**GIVEN REQUEST:** Give an exact transcription of every line, dropping the images.
####################
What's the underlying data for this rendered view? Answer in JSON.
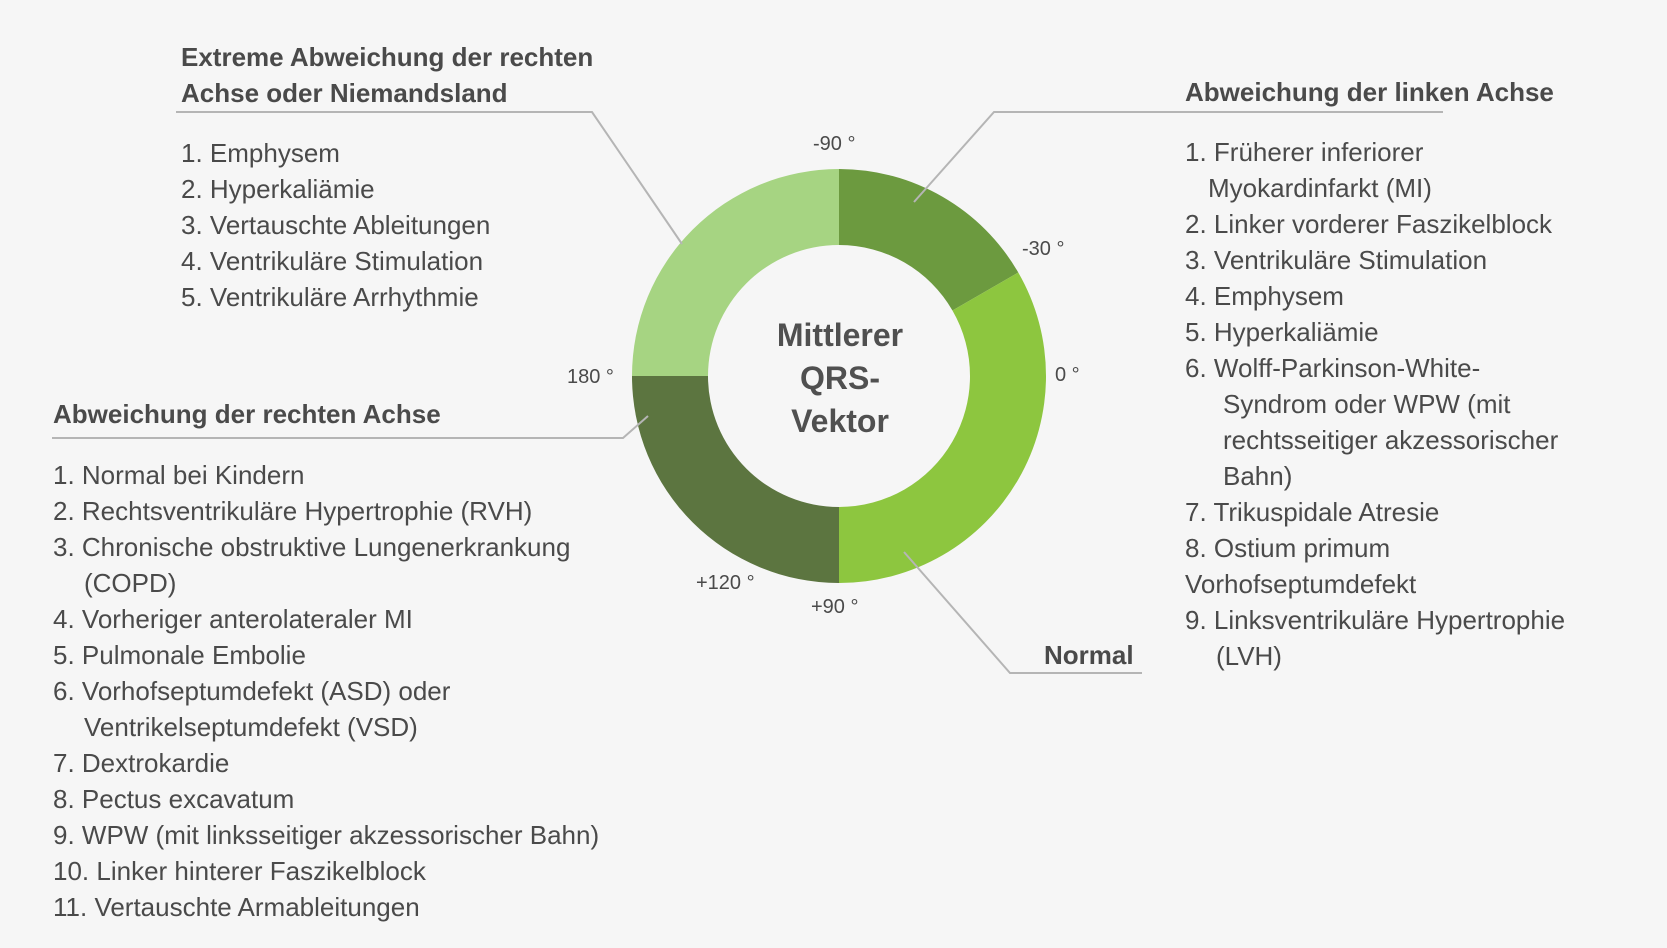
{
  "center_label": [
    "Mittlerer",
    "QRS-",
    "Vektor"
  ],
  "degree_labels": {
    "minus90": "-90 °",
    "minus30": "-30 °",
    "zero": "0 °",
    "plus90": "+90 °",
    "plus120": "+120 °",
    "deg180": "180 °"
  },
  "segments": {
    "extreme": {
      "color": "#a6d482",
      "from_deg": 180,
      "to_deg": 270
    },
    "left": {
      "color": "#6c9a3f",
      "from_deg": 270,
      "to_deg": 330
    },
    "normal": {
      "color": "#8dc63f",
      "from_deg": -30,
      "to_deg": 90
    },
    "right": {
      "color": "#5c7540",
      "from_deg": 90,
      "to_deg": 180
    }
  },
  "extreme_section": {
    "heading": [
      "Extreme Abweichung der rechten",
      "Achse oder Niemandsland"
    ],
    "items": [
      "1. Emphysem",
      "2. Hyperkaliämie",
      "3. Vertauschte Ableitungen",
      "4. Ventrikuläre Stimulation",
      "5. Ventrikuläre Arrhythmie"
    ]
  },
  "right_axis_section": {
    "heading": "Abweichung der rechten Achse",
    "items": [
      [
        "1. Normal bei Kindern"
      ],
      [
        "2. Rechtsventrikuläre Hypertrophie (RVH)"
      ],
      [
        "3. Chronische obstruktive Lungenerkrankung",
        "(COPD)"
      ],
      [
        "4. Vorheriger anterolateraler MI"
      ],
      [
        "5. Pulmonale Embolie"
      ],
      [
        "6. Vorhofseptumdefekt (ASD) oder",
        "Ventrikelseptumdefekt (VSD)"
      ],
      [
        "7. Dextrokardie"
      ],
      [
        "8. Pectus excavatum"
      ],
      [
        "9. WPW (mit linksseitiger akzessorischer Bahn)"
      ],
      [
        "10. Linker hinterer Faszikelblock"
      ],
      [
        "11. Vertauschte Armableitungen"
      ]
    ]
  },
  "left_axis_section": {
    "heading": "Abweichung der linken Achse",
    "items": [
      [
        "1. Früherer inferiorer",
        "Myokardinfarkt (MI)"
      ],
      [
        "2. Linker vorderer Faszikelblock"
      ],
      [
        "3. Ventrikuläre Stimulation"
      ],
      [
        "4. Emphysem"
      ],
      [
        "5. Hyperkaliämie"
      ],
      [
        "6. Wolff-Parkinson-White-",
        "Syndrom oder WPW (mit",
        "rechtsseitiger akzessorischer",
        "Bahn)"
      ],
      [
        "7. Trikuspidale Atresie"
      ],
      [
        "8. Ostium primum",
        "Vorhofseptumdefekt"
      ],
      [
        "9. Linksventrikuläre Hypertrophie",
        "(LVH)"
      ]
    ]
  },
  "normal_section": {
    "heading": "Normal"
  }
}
####################
**TASK OUTPUT:**
What's the underlying data for this rendered view? Answer in JSON.
{
  "center_label": [
    "Mittlerer",
    "QRS-",
    "Vektor"
  ],
  "degree_labels": {
    "minus90": "-90 °",
    "minus30": "-30 °",
    "zero": "0 °",
    "plus90": "+90 °",
    "plus120": "+120 °",
    "deg180": "180 °"
  },
  "segments": {
    "extreme": {
      "color": "#a6d482",
      "from_deg": 180,
      "to_deg": 270
    },
    "left": {
      "color": "#6c9a3f",
      "from_deg": 270,
      "to_deg": 330
    },
    "normal": {
      "color": "#8dc63f",
      "from_deg": -30,
      "to_deg": 90
    },
    "right": {
      "color": "#5c7540",
      "from_deg": 90,
      "to_deg": 180
    }
  },
  "extreme_section": {
    "heading": [
      "Extreme Abweichung der rechten",
      "Achse oder Niemandsland"
    ],
    "items": [
      "1. Emphysem",
      "2. Hyperkaliämie",
      "3. Vertauschte Ableitungen",
      "4. Ventrikuläre Stimulation",
      "5. Ventrikuläre Arrhythmie"
    ]
  },
  "right_axis_section": {
    "heading": "Abweichung der rechten Achse",
    "items": [
      [
        "1. Normal bei Kindern"
      ],
      [
        "2. Rechtsventrikuläre Hypertrophie (RVH)"
      ],
      [
        "3. Chronische obstruktive Lungenerkrankung",
        "(COPD)"
      ],
      [
        "4. Vorheriger anterolateraler MI"
      ],
      [
        "5. Pulmonale Embolie"
      ],
      [
        "6. Vorhofseptumdefekt (ASD) oder",
        "Ventrikelseptumdefekt (VSD)"
      ],
      [
        "7. Dextrokardie"
      ],
      [
        "8. Pectus excavatum"
      ],
      [
        "9. WPW (mit linksseitiger akzessorischer Bahn)"
      ],
      [
        "10. Linker hinterer Faszikelblock"
      ],
      [
        "11. Vertauschte Armableitungen"
      ]
    ]
  },
  "left_axis_section": {
    "heading": "Abweichung der linken Achse",
    "items": [
      [
        "1. Früherer inferiorer",
        "Myokardinfarkt (MI)"
      ],
      [
        "2. Linker vorderer Faszikelblock"
      ],
      [
        "3. Ventrikuläre Stimulation"
      ],
      [
        "4. Emphysem"
      ],
      [
        "5. Hyperkaliämie"
      ],
      [
        "6. Wolff-Parkinson-White-",
        "Syndrom oder WPW (mit",
        "rechtsseitiger akzessorischer",
        "Bahn)"
      ],
      [
        "7. Trikuspidale Atresie"
      ],
      [
        "8. Ostium primum",
        "Vorhofseptumdefekt"
      ],
      [
        "9. Linksventrikuläre Hypertrophie",
        "(LVH)"
      ]
    ]
  },
  "normal_section": {
    "heading": "Normal"
  }
}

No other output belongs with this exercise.